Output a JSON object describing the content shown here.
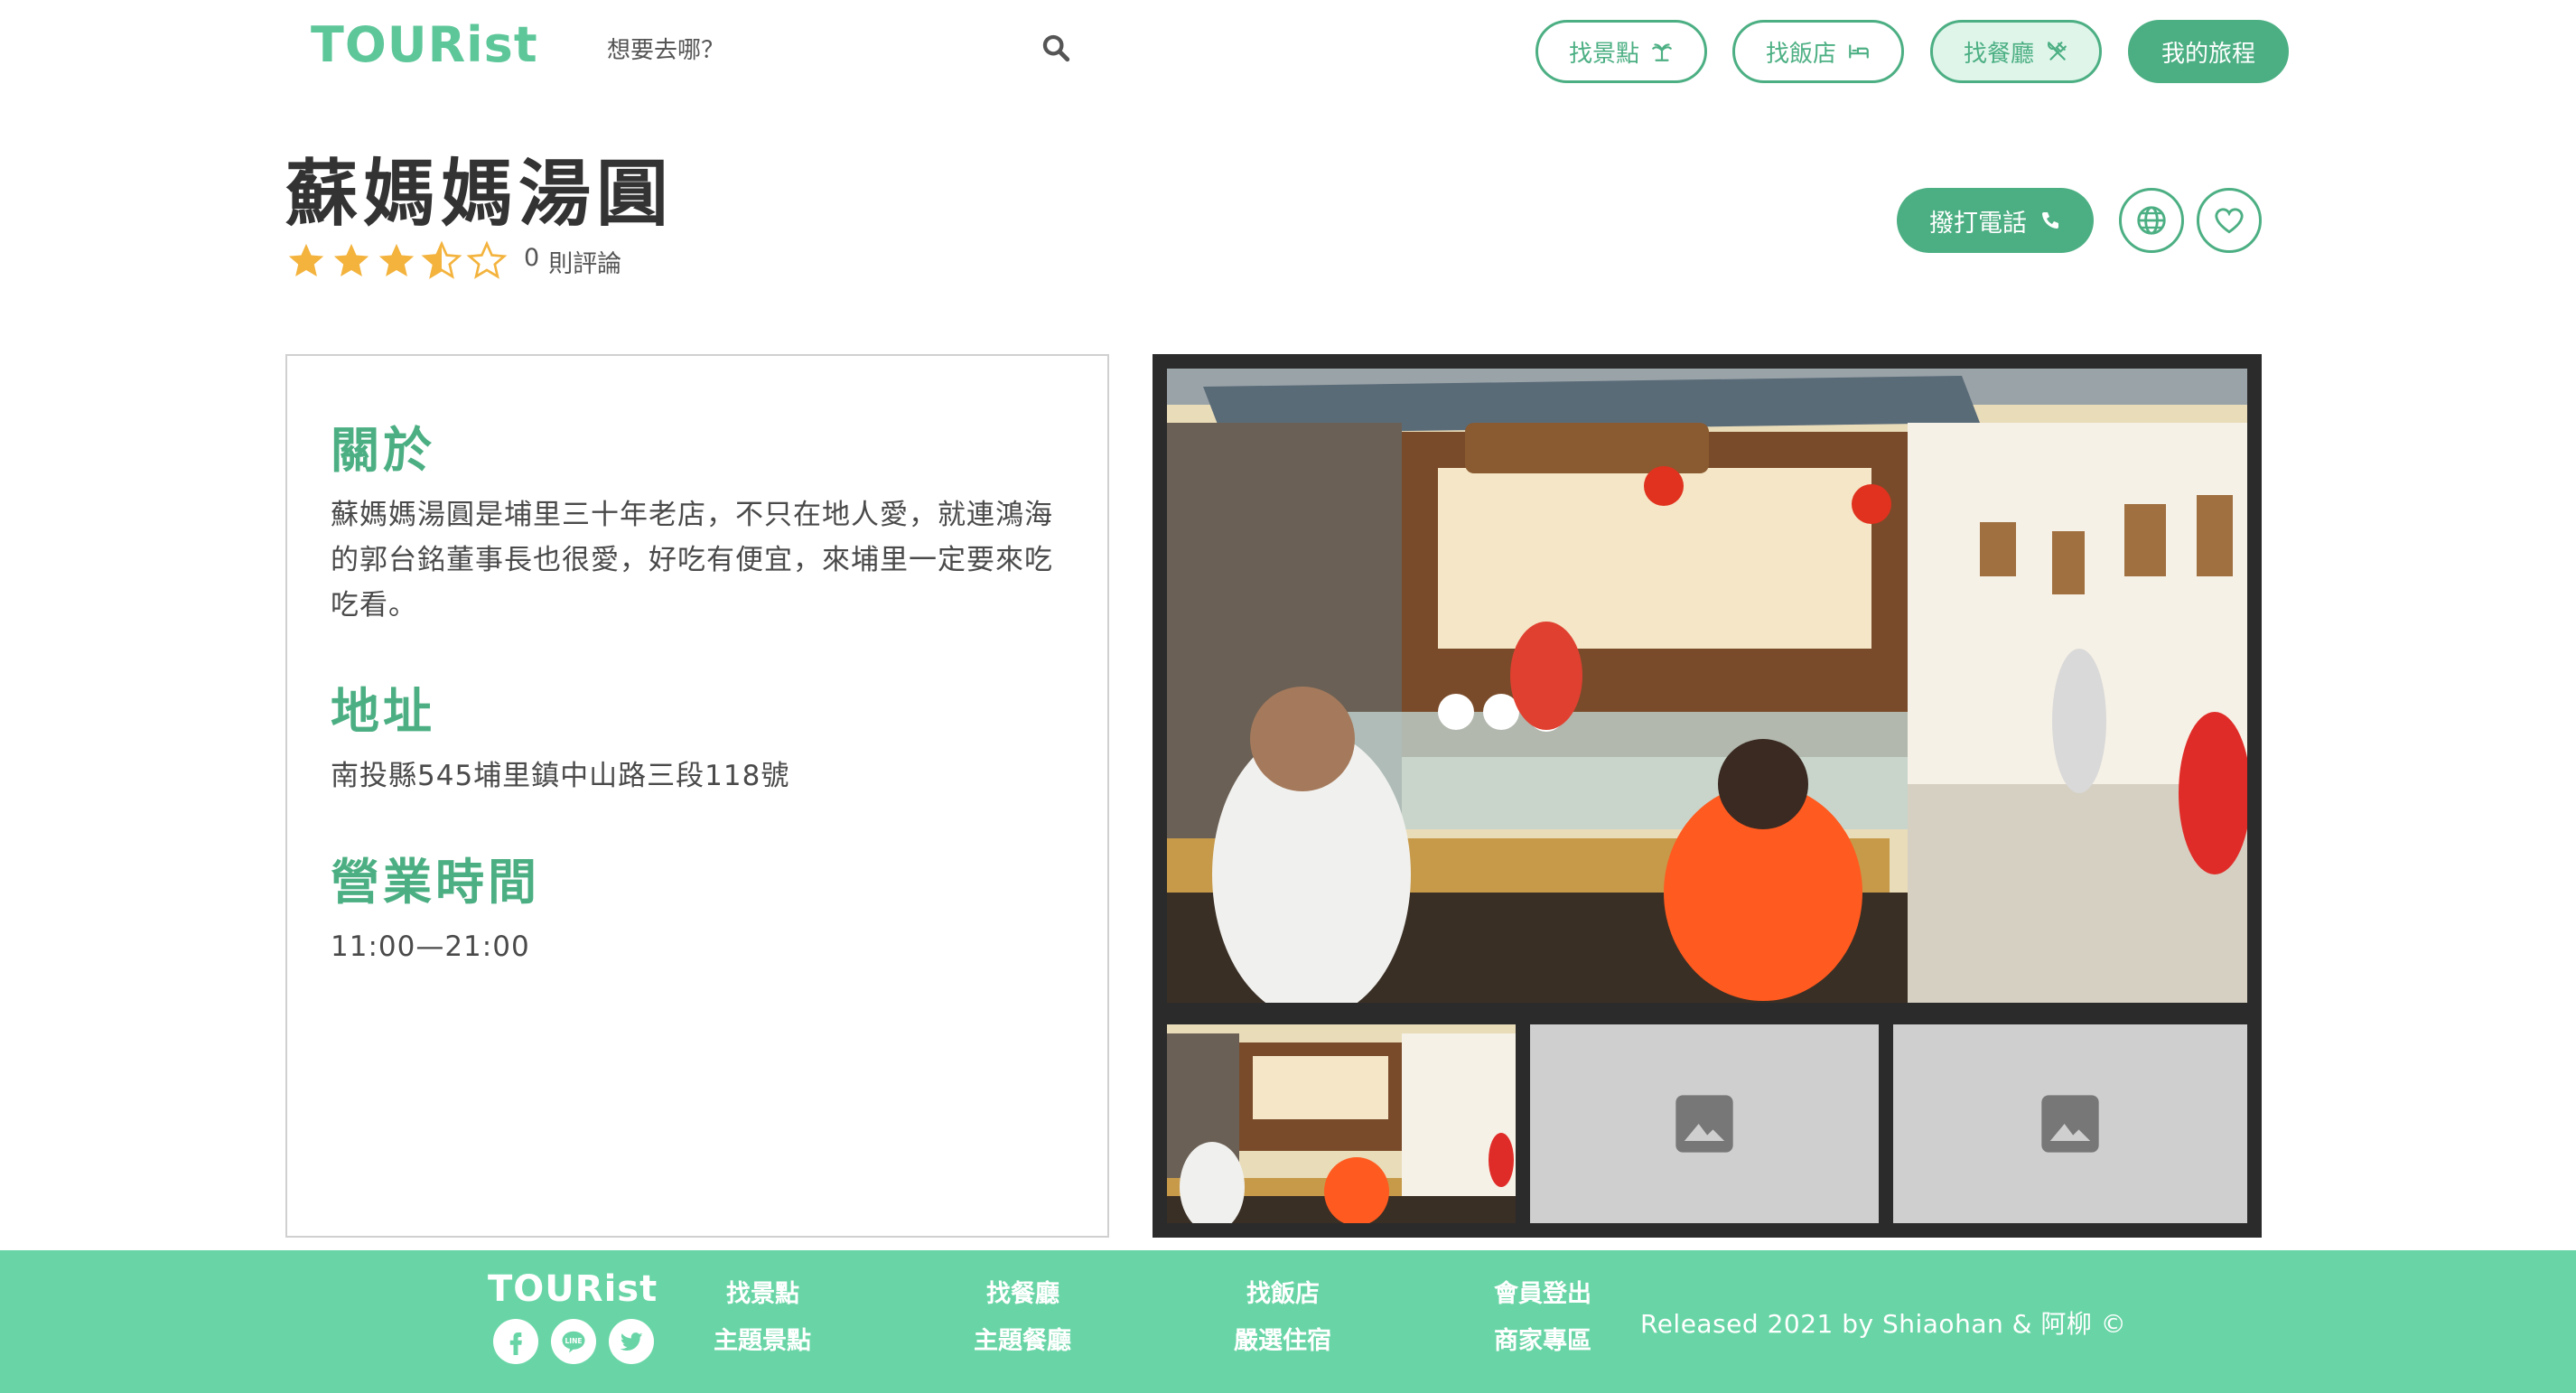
{
  "header": {
    "logo": "TOURist",
    "search_placeholder": "想要去哪？",
    "nav": [
      {
        "label": "找景點",
        "icon": "palm-tree-icon"
      },
      {
        "label": "找飯店",
        "icon": "bed-icon"
      },
      {
        "label": "找餐廳",
        "icon": "utensils-icon"
      },
      {
        "label": "我的旅程"
      }
    ]
  },
  "place": {
    "name": "蘇媽媽湯圓",
    "rating": 3.5,
    "review_count": "0",
    "review_label": "則評論",
    "call_label": "撥打電話"
  },
  "info": {
    "about_title": "關於",
    "about_text": "蘇媽媽湯圓是埔里三十年老店，不只在地人愛，就連鴻海的郭台銘董事長也很愛，好吃有便宜，來埔里一定要來吃吃看。",
    "address_title": "地址",
    "address": "南投縣545埔里鎮中山路三段118號",
    "hours_title": "營業時間",
    "hours": "11:00—21:00"
  },
  "footer": {
    "logo": "TOURist",
    "links": [
      "找景點",
      "主題景點",
      "找餐廳",
      "主題餐廳",
      "找飯店",
      "嚴選住宿",
      "會員登出",
      "商家專區"
    ],
    "credit": "Released 2021 by Shiaohan & 阿柳 ©"
  },
  "colors": {
    "brand": "#4caf83",
    "logo": "#5ec79a",
    "footer": "#69d5a6",
    "star": "#f3b33d"
  }
}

:: WORK TO DO ::
Repeat the data exactly in full, omitting its pictures.

:: SOLUTION TO THE EXERCISE ::
Output a JSON object describing the content shown here.
{
  "header": {
    "logo": "TOURist",
    "search_placeholder": "想要去哪？",
    "nav": [
      {
        "label": "找景點",
        "icon": "palm-tree-icon"
      },
      {
        "label": "找飯店",
        "icon": "bed-icon"
      },
      {
        "label": "找餐廳",
        "icon": "utensils-icon"
      },
      {
        "label": "我的旅程"
      }
    ]
  },
  "place": {
    "name": "蘇媽媽湯圓",
    "rating": 3.5,
    "review_count": "0",
    "review_label": "則評論",
    "call_label": "撥打電話"
  },
  "info": {
    "about_title": "關於",
    "about_text": "蘇媽媽湯圓是埔里三十年老店，不只在地人愛，就連鴻海的郭台銘董事長也很愛，好吃有便宜，來埔里一定要來吃吃看。",
    "address_title": "地址",
    "address": "南投縣545埔里鎮中山路三段118號",
    "hours_title": "營業時間",
    "hours": "11:00—21:00"
  },
  "footer": {
    "logo": "TOURist",
    "links": [
      "找景點",
      "主題景點",
      "找餐廳",
      "主題餐廳",
      "找飯店",
      "嚴選住宿",
      "會員登出",
      "商家專區"
    ],
    "credit": "Released 2021 by Shiaohan & 阿柳 ©"
  },
  "colors": {
    "brand": "#4caf83",
    "logo": "#5ec79a",
    "footer": "#69d5a6",
    "star": "#f3b33d"
  }
}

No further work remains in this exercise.